SHORT PROBLEM: Find the string "ideal" in the data, then copy every line where it is found.
══════════════════════════════
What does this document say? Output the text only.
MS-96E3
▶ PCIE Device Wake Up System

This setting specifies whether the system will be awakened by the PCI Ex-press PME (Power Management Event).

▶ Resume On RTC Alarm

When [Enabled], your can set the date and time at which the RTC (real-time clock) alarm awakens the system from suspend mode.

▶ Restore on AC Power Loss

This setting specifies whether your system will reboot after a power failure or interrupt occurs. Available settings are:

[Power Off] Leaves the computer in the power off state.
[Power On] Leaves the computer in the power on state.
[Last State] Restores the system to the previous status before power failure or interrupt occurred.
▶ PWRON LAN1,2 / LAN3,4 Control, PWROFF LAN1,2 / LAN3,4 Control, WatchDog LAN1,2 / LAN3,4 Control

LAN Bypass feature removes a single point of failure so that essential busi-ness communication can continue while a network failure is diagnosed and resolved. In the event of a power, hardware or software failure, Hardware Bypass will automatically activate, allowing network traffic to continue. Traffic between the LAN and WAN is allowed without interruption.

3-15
══════════════════════════════
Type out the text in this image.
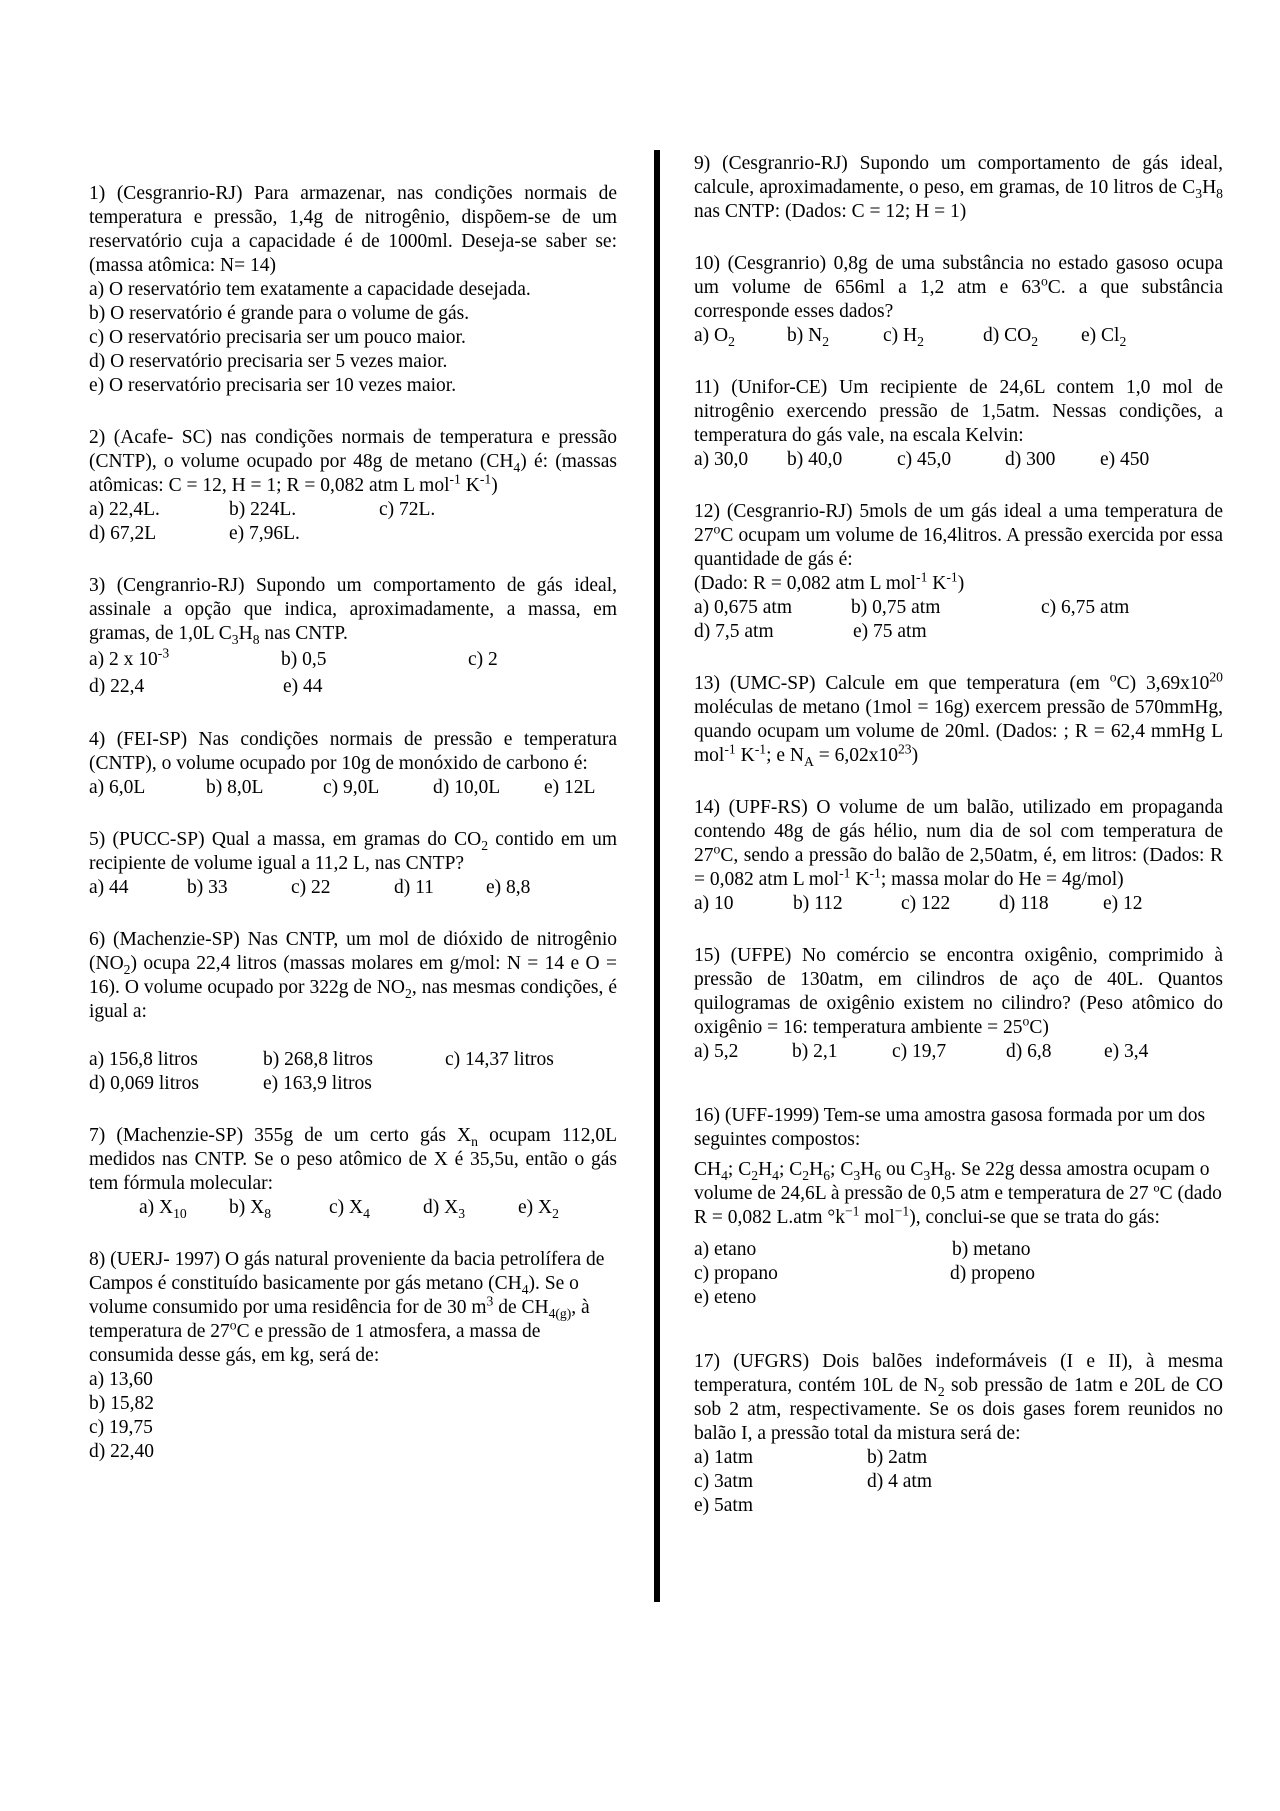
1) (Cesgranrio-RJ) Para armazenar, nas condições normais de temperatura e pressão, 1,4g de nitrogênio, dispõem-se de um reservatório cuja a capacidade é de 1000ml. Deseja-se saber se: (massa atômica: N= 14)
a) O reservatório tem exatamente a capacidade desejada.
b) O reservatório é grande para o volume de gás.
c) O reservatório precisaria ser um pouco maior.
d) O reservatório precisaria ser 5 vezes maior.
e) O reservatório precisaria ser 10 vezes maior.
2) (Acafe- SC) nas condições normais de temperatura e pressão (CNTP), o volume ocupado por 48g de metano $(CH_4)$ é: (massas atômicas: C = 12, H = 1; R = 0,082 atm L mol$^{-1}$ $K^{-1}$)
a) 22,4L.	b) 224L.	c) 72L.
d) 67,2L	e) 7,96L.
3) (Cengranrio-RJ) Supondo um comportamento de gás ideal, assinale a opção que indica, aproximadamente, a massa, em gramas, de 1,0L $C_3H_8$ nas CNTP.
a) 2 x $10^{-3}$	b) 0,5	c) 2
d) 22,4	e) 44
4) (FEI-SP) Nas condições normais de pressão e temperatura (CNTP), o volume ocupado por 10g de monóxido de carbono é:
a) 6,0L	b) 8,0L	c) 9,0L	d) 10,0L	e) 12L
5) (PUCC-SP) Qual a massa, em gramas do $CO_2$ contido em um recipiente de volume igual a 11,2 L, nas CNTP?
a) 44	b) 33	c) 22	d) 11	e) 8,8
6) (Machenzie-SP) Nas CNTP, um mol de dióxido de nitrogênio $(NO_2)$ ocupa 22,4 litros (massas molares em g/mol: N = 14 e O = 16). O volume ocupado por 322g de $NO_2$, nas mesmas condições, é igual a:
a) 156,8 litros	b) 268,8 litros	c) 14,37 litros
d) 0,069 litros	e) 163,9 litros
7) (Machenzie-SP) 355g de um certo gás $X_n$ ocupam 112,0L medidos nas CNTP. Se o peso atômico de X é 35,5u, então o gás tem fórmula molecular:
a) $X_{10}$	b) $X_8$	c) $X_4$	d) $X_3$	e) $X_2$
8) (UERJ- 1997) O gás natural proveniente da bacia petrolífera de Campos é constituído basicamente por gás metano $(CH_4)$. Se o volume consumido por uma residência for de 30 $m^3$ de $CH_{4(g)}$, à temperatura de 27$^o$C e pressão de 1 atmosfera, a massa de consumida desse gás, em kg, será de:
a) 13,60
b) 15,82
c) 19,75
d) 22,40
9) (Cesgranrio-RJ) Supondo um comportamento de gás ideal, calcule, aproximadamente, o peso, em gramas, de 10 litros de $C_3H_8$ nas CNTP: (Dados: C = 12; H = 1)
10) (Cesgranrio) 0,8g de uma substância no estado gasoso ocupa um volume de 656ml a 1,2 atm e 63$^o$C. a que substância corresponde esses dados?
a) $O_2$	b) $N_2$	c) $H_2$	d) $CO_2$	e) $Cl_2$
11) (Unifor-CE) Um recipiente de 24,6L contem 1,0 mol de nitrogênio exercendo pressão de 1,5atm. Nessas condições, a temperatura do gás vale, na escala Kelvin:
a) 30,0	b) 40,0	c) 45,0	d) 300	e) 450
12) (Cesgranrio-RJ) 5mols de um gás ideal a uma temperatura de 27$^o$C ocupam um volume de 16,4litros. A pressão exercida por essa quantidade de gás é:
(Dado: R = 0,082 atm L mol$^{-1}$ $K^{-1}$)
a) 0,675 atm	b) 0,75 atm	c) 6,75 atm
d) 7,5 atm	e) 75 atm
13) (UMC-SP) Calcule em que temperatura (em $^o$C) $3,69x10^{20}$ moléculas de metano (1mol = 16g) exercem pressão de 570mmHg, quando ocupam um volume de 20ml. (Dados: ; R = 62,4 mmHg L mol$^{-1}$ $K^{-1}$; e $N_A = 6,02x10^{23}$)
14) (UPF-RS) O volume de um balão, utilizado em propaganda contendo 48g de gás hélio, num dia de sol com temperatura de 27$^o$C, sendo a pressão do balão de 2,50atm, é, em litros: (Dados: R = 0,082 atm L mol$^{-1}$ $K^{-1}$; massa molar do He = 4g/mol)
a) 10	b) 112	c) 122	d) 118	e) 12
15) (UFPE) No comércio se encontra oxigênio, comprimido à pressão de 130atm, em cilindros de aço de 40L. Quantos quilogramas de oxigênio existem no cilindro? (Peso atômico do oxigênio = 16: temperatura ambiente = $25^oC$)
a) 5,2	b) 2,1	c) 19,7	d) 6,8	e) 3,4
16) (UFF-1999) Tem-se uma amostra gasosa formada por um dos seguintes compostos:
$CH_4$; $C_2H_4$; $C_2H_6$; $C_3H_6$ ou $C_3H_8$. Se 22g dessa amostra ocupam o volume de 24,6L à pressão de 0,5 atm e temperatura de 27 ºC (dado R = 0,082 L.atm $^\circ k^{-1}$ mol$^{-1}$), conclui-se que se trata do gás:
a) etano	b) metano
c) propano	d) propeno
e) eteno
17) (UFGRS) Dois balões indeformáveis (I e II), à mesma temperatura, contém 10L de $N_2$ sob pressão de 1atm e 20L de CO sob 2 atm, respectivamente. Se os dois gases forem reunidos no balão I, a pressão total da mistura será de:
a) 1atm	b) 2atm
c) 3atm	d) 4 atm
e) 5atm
══════════════════════════════
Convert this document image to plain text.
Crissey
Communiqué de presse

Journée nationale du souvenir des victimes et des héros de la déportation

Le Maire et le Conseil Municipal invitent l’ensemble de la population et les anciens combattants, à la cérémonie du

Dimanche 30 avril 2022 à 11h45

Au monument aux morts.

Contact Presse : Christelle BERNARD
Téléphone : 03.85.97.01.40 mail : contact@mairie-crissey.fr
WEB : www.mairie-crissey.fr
══════════════════════════════
COMPLETE RESPONSE:
3) (Cengranrio-RJ) Supondo um comportamento de gás ideal, assinale a opção que indica, aproximadamente, a massa, em gramas, de 1,0L $C_3H_8$ nas CNTP.
9) (Cesgranrio-RJ) Supondo um comportamento de gás ideal, calcule, aproximadamente, o peso, em gramas, de 10 litros de $C_3H_8$ nas CNTP: (Dados: C = 12; H = 1)
12) (Cesgranrio-RJ) 5mols de um gás ideal a uma temperatura de 27$^o$C ocupam um volume de 16,4litros. A pressão exercida por essa quantidade de gás é:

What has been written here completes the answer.